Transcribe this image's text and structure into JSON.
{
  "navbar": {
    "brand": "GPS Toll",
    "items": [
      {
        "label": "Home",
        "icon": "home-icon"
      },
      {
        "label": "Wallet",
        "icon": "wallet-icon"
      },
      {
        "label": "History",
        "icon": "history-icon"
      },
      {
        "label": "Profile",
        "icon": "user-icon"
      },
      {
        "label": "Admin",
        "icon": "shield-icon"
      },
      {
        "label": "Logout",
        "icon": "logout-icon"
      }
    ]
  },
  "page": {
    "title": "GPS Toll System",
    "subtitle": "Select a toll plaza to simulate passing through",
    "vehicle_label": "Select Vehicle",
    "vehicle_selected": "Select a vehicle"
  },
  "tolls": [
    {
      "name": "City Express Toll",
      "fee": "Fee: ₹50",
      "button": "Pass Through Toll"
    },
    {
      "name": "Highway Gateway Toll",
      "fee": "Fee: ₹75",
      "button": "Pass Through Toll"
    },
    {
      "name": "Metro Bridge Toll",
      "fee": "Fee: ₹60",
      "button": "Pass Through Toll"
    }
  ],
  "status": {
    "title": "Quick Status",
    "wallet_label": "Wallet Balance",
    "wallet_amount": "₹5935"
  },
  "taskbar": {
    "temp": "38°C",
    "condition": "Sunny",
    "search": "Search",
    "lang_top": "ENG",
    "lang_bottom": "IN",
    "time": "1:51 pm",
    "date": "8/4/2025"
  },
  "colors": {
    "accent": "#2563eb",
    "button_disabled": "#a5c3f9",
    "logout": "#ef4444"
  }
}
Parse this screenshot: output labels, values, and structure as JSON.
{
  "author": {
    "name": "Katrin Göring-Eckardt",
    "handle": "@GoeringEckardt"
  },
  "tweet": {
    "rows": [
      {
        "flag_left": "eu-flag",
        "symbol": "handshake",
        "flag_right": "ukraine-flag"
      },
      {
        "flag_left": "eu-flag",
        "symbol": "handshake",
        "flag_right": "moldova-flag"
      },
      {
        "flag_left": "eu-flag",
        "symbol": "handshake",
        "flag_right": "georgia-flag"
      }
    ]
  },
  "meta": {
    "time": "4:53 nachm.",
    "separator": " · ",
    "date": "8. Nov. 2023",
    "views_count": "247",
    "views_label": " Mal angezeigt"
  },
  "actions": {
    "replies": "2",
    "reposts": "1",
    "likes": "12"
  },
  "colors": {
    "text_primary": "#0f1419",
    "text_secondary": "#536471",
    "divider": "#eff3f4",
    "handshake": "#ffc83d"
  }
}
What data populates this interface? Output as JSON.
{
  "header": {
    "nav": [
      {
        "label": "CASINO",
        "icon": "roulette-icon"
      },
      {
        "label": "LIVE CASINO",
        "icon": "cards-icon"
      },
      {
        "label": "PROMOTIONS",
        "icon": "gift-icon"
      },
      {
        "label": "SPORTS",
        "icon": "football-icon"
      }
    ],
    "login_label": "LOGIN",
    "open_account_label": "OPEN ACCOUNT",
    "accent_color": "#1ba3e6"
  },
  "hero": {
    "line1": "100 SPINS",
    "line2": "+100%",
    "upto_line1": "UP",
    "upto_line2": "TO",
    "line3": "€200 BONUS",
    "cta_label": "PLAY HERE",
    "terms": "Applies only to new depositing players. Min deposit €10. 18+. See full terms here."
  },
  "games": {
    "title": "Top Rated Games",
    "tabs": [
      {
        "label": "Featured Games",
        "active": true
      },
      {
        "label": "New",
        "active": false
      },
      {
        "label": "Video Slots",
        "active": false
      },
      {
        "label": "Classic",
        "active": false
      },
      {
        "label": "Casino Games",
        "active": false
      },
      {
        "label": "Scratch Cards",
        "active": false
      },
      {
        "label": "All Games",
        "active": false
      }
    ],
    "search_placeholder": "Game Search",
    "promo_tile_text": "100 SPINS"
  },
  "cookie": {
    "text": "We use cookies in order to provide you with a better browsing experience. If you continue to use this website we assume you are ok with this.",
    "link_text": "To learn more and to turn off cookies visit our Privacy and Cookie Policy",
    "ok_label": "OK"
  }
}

### What is required
From the records above, please extract every line and repeat it exactly.

### Task answer
Transcribe this image's text and structure into JSON.
{
  "navbar": {
    "brand": "GPS Toll",
    "items": [
      {
        "label": "Home",
        "icon": "home-icon"
      },
      {
        "label": "Wallet",
        "icon": "wallet-icon"
      },
      {
        "label": "History",
        "icon": "history-icon"
      },
      {
        "label": "Profile",
        "icon": "user-icon"
      },
      {
        "label": "Admin",
        "icon": "shield-icon"
      },
      {
        "label": "Logout",
        "icon": "logout-icon"
      }
    ]
  },
  "page": {
    "title": "GPS Toll System",
    "subtitle": "Select a toll plaza to simulate passing through",
    "vehicle_label": "Select Vehicle",
    "vehicle_selected": "Select a vehicle"
  },
  "tolls": [
    {
      "name": "City Express Toll",
      "fee": "Fee: ₹50",
      "button": "Pass Through Toll"
    },
    {
      "name": "Highway Gateway Toll",
      "fee": "Fee: ₹75",
      "button": "Pass Through Toll"
    },
    {
      "name": "Metro Bridge Toll",
      "fee": "Fee: ₹60",
      "button": "Pass Through Toll"
    }
  ],
  "status": {
    "title": "Quick Status",
    "wallet_label": "Wallet Balance",
    "wallet_amount": "₹5935"
  },
  "taskbar": {
    "temp": "38°C",
    "condition": "Sunny",
    "search": "Search",
    "lang_top": "ENG",
    "lang_bottom": "IN",
    "time": "1:51 pm",
    "date": "8/4/2025"
  },
  "colors": {
    "accent": "#2563eb",
    "button_disabled": "#a5c3f9",
    "logout": "#ef4444"
  }
}
Parse this screenshot: output labels, values, and structure as JSON.
{
  "author": {
    "name": "Katrin Göring-Eckardt",
    "handle": "@GoeringEckardt"
  },
  "tweet": {
    "rows": [
      {
        "flag_left": "eu-flag",
        "symbol": "handshake",
        "flag_right": "ukraine-flag"
      },
      {
        "flag_left": "eu-flag",
        "symbol": "handshake",
        "flag_right": "moldova-flag"
      },
      {
        "flag_left": "eu-flag",
        "symbol": "handshake",
        "flag_right": "georgia-flag"
      }
    ]
  },
  "meta": {
    "time": "4:53 nachm.",
    "separator": " · ",
    "date": "8. Nov. 2023",
    "views_count": "247",
    "views_label": " Mal angezeigt"
  },
  "actions": {
    "replies": "2",
    "reposts": "1",
    "likes": "12"
  },
  "colors": {
    "text_primary": "#0f1419",
    "text_secondary": "#536471",
    "divider": "#eff3f4",
    "handshake": "#ffc83d"
  }
}
What data populates this interface? Output as JSON.
{
  "header": {
    "nav": [
      {
        "label": "CASINO",
        "icon": "roulette-icon"
      },
      {
        "label": "LIVE CASINO",
        "icon": "cards-icon"
      },
      {
        "label": "PROMOTIONS",
        "icon": "gift-icon"
      },
      {
        "label": "SPORTS",
        "icon": "football-icon"
      }
    ],
    "login_label": "LOGIN",
    "open_account_label": "OPEN ACCOUNT",
    "accent_color": "#1ba3e6"
  },
  "hero": {
    "line1": "100 SPINS",
    "line2": "+100%",
    "upto_line1": "UP",
    "upto_line2": "TO",
    "line3": "€200 BONUS",
    "cta_label": "PLAY HERE",
    "terms": "Applies only to new depositing players. Min deposit €10. 18+. See full terms here."
  },
  "games": {
    "title": "Top Rated Games",
    "tabs": [
      {
        "label": "Featured Games",
        "active": true
      },
      {
        "label": "New",
        "active": false
      },
      {
        "label": "Video Slots",
        "active": false
      },
      {
        "label": "Classic",
        "active": false
      },
      {
        "label": "Casino Games",
        "active": false
      },
      {
        "label": "Scratch Cards",
        "active": false
      },
      {
        "label": "All Games",
        "active": false
      }
    ],
    "search_placeholder": "Game Search",
    "promo_tile_text": "100 SPINS"
  },
  "cookie": {
    "text": "We use cookies in order to provide you with a better browsing experience. If you continue to use this website we assume you are ok with this.",
    "link_text": "To learn more and to turn off cookies visit our Privacy and Cookie Policy",
    "ok_label": "OK"
  }
}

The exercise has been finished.